## [TASK DESCRIPTION]
Leave out the pictures and return every entry exactly as it appears.

## [GIVEN INFORMATION]
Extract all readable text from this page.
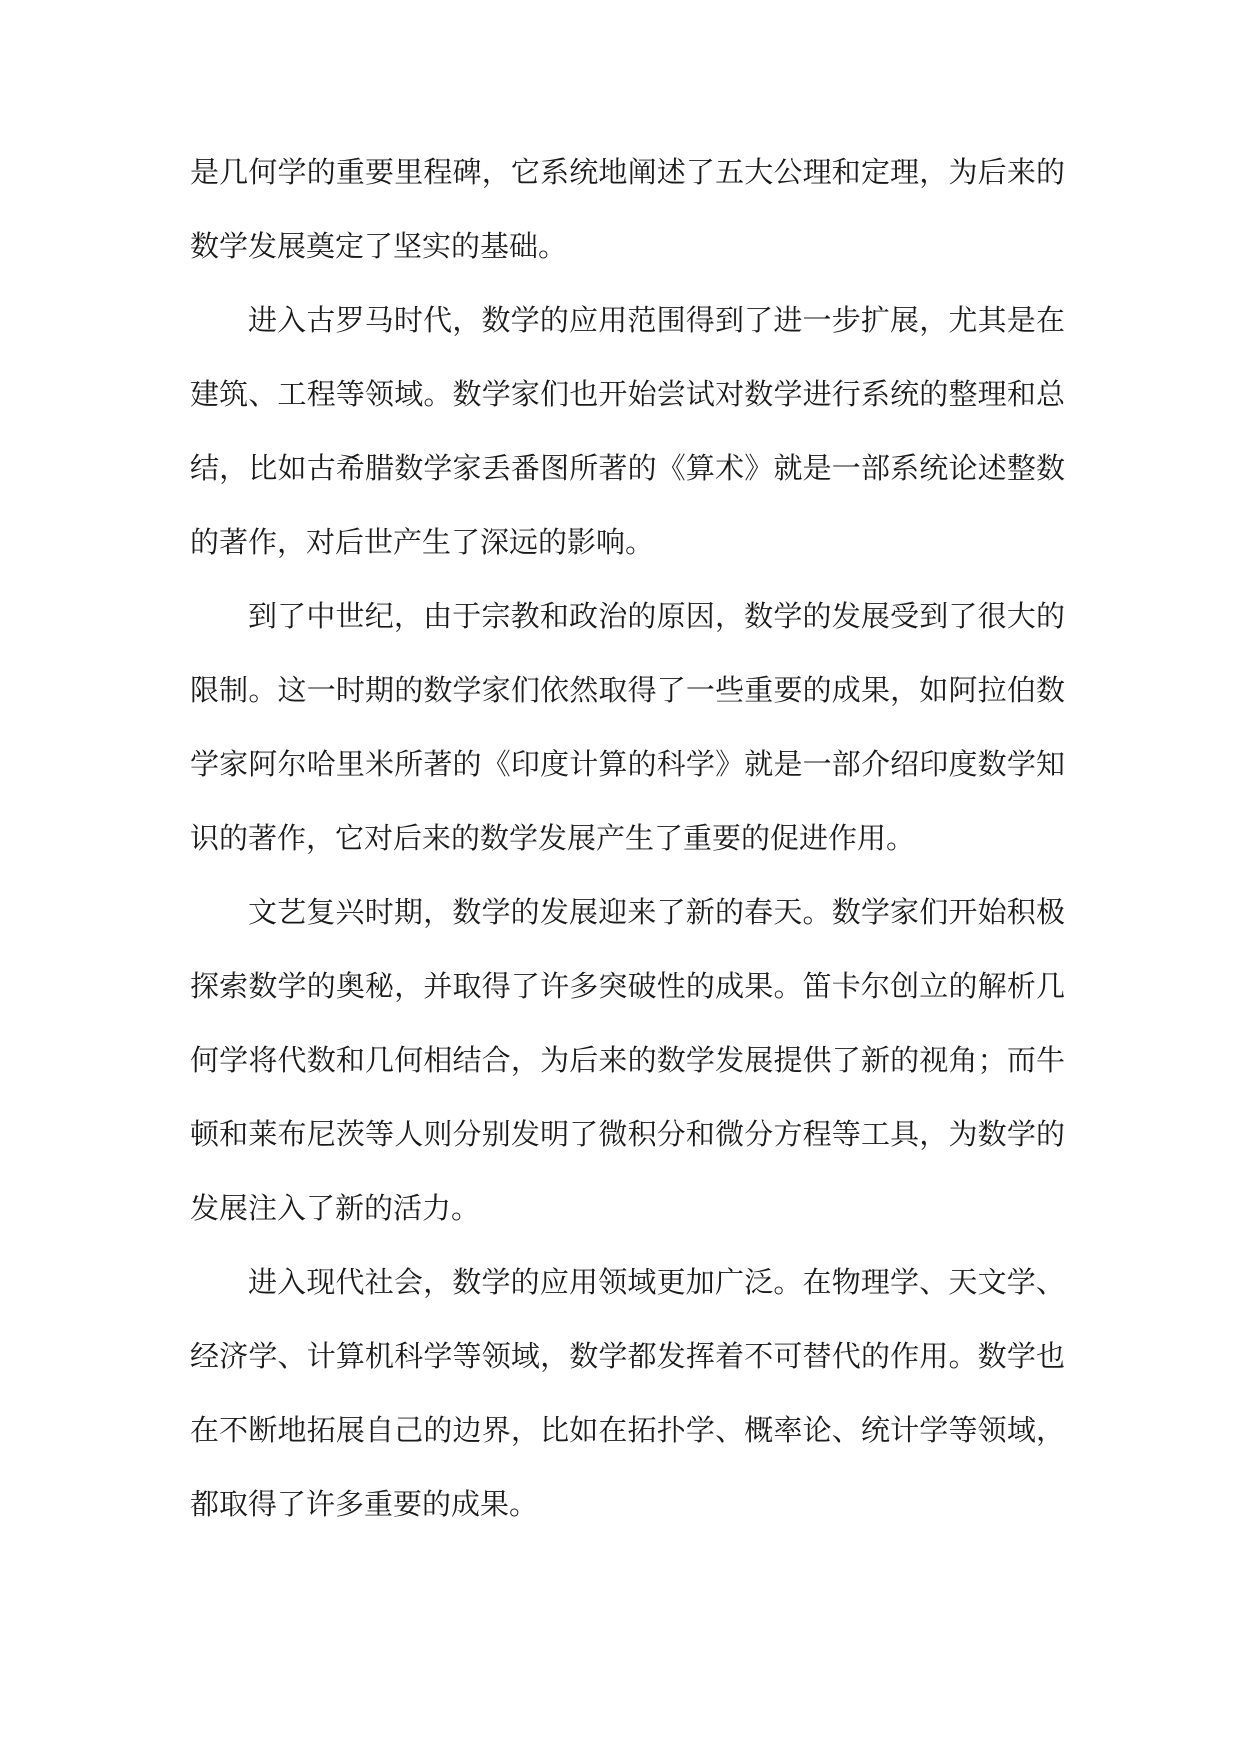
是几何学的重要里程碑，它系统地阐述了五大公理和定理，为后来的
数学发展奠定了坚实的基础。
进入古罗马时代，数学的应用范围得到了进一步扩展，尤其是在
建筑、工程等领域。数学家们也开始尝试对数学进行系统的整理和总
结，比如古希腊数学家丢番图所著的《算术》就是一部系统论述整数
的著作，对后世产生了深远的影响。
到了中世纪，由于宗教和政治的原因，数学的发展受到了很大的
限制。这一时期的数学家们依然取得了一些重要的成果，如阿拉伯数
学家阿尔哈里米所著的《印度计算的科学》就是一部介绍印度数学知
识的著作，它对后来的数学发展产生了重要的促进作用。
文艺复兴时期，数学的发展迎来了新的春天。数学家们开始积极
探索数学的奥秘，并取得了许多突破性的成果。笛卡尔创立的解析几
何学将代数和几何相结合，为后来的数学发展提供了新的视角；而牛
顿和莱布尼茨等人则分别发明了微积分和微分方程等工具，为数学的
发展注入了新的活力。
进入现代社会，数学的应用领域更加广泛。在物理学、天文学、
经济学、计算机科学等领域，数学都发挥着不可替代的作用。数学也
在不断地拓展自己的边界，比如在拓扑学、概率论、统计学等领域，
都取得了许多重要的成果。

## [RIGHT ANSWER]
Extract all readable text from this page.
是几何学的重要里程碑，它系统地阐述了五大公理和定理，为后来的
数学发展奠定了坚实的基础。
进入古罗马时代，数学的应用范围得到了进一步扩展，尤其是在
建筑、工程等领域。数学家们也开始尝试对数学进行系统的整理和总
结，比如古希腊数学家丢番图所著的《算术》就是一部系统论述整数
的著作，对后世产生了深远的影响。
到了中世纪，由于宗教和政治的原因，数学的发展受到了很大的
限制。这一时期的数学家们依然取得了一些重要的成果，如阿拉伯数
学家阿尔哈里米所著的《印度计算的科学》就是一部介绍印度数学知
识的著作，它对后来的数学发展产生了重要的促进作用。
文艺复兴时期，数学的发展迎来了新的春天。数学家们开始积极
探索数学的奥秘，并取得了许多突破性的成果。笛卡尔创立的解析几
何学将代数和几何相结合，为后来的数学发展提供了新的视角；而牛
顿和莱布尼茨等人则分别发明了微积分和微分方程等工具，为数学的
发展注入了新的活力。
进入现代社会，数学的应用领域更加广泛。在物理学、天文学、
经济学、计算机科学等领域，数学都发挥着不可替代的作用。数学也
在不断地拓展自己的边界，比如在拓扑学、概率论、统计学等领域，
都取得了许多重要的成果。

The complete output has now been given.